Dataset entries:
————

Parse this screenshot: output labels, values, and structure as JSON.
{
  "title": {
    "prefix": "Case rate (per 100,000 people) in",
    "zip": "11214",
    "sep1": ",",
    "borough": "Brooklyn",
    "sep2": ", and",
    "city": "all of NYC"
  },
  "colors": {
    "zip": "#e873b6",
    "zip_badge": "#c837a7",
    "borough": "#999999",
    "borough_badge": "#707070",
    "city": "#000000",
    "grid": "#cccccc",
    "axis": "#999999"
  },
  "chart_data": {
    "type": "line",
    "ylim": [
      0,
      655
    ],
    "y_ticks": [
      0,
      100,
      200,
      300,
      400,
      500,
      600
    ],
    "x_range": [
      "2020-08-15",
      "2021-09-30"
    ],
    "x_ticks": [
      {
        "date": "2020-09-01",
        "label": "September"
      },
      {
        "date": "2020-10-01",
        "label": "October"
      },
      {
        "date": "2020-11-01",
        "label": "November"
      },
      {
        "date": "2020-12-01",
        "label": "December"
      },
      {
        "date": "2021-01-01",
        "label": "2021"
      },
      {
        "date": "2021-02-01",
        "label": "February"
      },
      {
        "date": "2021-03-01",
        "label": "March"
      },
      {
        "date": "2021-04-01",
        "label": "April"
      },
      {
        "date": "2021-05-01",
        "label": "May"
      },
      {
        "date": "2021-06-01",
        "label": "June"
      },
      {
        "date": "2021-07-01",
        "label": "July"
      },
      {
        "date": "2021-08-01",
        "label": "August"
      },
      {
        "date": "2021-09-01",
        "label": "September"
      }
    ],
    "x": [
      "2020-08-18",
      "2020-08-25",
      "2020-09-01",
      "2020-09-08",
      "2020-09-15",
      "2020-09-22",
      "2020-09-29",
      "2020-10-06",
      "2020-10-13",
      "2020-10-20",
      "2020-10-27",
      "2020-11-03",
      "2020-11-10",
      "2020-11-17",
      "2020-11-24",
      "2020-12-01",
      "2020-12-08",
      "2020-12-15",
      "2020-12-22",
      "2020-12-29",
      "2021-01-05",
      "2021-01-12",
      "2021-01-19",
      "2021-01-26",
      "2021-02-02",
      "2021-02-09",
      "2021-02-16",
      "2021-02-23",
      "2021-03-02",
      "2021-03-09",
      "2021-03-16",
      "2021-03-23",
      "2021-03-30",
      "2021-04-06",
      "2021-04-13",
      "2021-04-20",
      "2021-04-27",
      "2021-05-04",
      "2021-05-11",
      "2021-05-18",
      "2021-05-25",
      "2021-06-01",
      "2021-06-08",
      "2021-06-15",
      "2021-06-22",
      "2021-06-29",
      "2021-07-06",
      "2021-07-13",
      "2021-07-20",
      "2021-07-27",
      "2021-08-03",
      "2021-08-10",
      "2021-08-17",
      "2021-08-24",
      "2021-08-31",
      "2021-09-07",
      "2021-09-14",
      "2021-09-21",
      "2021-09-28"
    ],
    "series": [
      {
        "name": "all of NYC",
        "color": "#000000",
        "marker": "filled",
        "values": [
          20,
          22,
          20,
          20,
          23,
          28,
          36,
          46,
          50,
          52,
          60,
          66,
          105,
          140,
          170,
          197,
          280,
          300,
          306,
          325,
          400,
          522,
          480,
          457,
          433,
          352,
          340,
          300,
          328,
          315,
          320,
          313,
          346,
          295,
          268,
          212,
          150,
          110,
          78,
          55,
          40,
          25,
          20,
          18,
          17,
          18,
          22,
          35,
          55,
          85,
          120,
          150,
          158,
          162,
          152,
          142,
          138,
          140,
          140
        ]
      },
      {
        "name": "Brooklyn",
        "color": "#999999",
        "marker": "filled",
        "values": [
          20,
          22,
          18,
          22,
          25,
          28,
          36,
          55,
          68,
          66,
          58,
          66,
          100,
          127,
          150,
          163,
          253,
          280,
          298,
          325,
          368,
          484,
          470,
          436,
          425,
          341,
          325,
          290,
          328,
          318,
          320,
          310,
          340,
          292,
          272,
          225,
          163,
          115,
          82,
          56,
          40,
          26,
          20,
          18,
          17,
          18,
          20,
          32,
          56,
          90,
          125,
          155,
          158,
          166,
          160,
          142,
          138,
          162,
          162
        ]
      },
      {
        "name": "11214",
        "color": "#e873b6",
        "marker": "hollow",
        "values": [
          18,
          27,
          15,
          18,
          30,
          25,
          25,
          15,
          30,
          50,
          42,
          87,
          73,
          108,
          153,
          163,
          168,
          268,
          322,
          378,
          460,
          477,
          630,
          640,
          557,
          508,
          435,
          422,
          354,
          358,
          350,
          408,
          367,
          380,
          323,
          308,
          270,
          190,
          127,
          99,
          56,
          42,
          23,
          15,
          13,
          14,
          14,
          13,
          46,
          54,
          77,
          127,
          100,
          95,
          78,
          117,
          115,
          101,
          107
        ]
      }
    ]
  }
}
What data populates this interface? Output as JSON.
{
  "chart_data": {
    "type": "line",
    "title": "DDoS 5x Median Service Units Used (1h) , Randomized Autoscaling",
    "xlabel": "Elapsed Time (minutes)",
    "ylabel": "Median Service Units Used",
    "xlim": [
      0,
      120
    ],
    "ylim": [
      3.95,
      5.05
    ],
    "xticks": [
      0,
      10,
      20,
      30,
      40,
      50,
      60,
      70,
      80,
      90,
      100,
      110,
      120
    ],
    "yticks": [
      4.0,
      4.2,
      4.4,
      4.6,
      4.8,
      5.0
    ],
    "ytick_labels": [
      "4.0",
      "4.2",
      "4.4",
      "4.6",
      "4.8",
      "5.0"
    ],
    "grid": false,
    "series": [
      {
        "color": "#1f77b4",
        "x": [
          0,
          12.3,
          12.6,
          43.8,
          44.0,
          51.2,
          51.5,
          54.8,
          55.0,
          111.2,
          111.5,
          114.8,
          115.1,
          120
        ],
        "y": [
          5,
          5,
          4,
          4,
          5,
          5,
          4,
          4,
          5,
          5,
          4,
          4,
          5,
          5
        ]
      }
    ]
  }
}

————

TASK DETAILS:
Search the entries for the word "this" and copy every line that has it.

RESULT BELOW:
Parse this screenshot: output labels, values, and structure as JSON.
What data populates this interface? Output as JSON.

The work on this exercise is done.